Instructions for the task —
Gather the lines that hold the string "creature".

Dataset records —
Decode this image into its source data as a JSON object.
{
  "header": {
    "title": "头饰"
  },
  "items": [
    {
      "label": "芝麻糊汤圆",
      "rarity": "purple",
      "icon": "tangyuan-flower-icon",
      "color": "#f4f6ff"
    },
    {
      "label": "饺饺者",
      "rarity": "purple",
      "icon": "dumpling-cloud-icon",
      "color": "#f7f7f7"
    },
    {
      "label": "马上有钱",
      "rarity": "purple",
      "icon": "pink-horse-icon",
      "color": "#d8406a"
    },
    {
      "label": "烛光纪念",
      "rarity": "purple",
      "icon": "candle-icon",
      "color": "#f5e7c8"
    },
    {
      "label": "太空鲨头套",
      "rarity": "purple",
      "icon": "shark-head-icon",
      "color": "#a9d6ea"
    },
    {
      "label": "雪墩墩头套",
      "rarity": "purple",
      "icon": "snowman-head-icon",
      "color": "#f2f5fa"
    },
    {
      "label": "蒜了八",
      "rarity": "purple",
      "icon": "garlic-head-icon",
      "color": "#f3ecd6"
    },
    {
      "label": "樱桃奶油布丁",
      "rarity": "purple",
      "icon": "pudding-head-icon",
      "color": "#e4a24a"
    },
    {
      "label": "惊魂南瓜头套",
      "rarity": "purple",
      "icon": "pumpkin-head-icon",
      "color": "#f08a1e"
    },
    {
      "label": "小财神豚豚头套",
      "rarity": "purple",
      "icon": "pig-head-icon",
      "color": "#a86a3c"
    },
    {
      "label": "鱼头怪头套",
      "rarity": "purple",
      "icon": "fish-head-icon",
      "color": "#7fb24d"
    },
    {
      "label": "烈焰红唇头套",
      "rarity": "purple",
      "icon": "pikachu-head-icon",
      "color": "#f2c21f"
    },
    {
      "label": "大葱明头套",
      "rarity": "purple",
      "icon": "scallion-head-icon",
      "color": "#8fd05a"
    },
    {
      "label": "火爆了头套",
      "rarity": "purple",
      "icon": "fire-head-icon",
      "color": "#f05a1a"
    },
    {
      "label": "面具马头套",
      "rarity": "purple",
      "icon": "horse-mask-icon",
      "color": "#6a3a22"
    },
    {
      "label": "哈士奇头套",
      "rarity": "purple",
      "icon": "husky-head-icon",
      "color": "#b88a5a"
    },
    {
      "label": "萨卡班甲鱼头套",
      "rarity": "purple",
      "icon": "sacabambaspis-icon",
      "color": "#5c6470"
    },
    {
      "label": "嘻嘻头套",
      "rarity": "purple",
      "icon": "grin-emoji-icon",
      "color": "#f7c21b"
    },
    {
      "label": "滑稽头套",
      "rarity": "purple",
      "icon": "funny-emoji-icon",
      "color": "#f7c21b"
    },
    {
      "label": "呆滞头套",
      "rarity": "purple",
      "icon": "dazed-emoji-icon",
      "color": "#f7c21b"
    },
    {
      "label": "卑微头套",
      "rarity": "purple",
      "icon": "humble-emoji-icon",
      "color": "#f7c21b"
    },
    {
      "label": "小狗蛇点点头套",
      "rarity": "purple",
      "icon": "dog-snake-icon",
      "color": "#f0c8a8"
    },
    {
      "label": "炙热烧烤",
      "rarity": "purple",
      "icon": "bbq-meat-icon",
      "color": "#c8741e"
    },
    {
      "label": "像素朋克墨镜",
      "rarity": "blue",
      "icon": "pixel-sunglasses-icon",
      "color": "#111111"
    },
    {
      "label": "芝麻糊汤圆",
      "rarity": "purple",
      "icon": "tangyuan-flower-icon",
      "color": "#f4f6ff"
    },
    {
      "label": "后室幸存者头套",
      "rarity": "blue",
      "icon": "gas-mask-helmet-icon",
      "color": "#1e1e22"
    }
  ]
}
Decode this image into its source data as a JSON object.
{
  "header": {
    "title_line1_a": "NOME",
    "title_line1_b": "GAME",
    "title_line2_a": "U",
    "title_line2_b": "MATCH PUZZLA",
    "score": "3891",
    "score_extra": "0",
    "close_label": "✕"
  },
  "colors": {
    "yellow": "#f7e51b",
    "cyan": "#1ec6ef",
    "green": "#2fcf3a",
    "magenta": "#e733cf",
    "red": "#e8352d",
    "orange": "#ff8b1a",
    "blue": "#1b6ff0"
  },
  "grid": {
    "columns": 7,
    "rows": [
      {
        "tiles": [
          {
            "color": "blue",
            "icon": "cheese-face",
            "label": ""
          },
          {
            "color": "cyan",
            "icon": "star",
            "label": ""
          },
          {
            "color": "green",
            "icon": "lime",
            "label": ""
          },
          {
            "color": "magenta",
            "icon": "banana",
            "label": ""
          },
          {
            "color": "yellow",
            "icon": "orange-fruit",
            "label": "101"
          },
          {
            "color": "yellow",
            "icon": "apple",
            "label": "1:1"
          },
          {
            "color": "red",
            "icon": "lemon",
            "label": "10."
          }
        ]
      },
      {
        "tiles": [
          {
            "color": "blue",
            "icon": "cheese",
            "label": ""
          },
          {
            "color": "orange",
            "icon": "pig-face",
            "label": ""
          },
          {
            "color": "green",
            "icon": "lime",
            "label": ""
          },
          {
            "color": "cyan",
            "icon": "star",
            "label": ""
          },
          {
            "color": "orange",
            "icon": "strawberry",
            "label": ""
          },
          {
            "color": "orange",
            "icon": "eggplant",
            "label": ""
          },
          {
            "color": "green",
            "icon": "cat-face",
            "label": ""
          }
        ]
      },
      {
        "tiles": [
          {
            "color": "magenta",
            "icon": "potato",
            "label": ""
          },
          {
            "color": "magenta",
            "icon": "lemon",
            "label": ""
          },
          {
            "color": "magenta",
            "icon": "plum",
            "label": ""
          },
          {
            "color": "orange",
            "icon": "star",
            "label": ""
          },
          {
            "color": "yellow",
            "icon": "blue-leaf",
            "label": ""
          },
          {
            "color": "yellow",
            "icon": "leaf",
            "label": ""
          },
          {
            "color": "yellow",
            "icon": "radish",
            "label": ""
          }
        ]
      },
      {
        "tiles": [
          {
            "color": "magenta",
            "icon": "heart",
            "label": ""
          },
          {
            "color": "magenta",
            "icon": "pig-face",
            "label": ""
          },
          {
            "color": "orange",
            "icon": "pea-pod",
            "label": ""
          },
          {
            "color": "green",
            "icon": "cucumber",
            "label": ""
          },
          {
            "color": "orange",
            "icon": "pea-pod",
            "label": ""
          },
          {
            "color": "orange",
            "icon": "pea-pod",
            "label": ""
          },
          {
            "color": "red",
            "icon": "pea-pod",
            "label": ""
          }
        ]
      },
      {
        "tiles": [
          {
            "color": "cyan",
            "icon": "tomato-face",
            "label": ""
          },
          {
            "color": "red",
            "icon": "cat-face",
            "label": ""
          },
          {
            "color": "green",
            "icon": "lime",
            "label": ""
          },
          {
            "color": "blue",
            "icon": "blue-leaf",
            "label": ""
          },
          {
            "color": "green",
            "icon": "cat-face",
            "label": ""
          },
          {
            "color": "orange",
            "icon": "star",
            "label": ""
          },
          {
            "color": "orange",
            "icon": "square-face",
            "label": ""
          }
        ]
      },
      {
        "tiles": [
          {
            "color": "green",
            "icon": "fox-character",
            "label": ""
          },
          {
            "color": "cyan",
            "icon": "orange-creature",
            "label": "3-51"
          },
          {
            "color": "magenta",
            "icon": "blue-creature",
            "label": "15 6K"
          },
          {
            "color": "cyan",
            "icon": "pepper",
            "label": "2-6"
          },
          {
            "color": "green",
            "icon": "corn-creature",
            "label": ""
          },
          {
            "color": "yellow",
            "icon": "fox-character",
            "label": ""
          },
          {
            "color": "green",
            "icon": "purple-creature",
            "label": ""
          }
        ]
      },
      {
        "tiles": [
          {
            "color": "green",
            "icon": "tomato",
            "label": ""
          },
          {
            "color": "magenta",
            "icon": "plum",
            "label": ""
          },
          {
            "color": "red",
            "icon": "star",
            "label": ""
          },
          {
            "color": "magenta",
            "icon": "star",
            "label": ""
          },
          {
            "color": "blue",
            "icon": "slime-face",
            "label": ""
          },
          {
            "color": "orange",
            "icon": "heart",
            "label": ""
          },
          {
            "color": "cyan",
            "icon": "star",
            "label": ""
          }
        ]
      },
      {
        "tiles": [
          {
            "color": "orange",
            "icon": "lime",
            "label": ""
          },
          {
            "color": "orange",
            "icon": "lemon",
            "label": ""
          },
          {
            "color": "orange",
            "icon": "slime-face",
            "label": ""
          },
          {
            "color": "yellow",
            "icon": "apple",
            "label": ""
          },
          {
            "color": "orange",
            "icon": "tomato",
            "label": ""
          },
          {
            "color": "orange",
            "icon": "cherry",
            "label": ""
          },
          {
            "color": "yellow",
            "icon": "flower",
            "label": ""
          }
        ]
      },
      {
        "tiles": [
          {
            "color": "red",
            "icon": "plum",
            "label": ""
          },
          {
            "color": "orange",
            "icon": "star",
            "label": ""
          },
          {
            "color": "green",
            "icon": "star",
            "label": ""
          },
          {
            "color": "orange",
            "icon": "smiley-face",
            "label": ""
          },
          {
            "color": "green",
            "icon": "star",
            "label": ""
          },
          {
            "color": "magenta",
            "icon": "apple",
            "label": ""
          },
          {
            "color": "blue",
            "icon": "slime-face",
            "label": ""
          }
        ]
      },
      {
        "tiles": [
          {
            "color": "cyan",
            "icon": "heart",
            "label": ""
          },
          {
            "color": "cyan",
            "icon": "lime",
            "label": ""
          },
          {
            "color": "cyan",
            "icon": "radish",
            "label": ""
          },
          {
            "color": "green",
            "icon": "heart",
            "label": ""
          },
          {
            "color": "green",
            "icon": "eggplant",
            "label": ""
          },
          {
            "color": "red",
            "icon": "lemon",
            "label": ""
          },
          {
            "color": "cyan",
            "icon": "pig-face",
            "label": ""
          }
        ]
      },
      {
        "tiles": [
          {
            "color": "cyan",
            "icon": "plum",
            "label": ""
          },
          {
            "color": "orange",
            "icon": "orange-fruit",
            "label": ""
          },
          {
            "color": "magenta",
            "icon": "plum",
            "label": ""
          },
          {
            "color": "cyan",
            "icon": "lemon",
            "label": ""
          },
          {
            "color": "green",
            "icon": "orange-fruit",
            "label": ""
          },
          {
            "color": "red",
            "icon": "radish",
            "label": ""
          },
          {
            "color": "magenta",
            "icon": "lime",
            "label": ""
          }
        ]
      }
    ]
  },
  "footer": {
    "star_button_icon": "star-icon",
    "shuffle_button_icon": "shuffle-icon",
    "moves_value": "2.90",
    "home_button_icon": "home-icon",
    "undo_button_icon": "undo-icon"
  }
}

Solution to this task —
            "icon": "orange-creature",
            "icon": "blue-creature",
            "icon": "corn-creature",
            "icon": "purple-creature",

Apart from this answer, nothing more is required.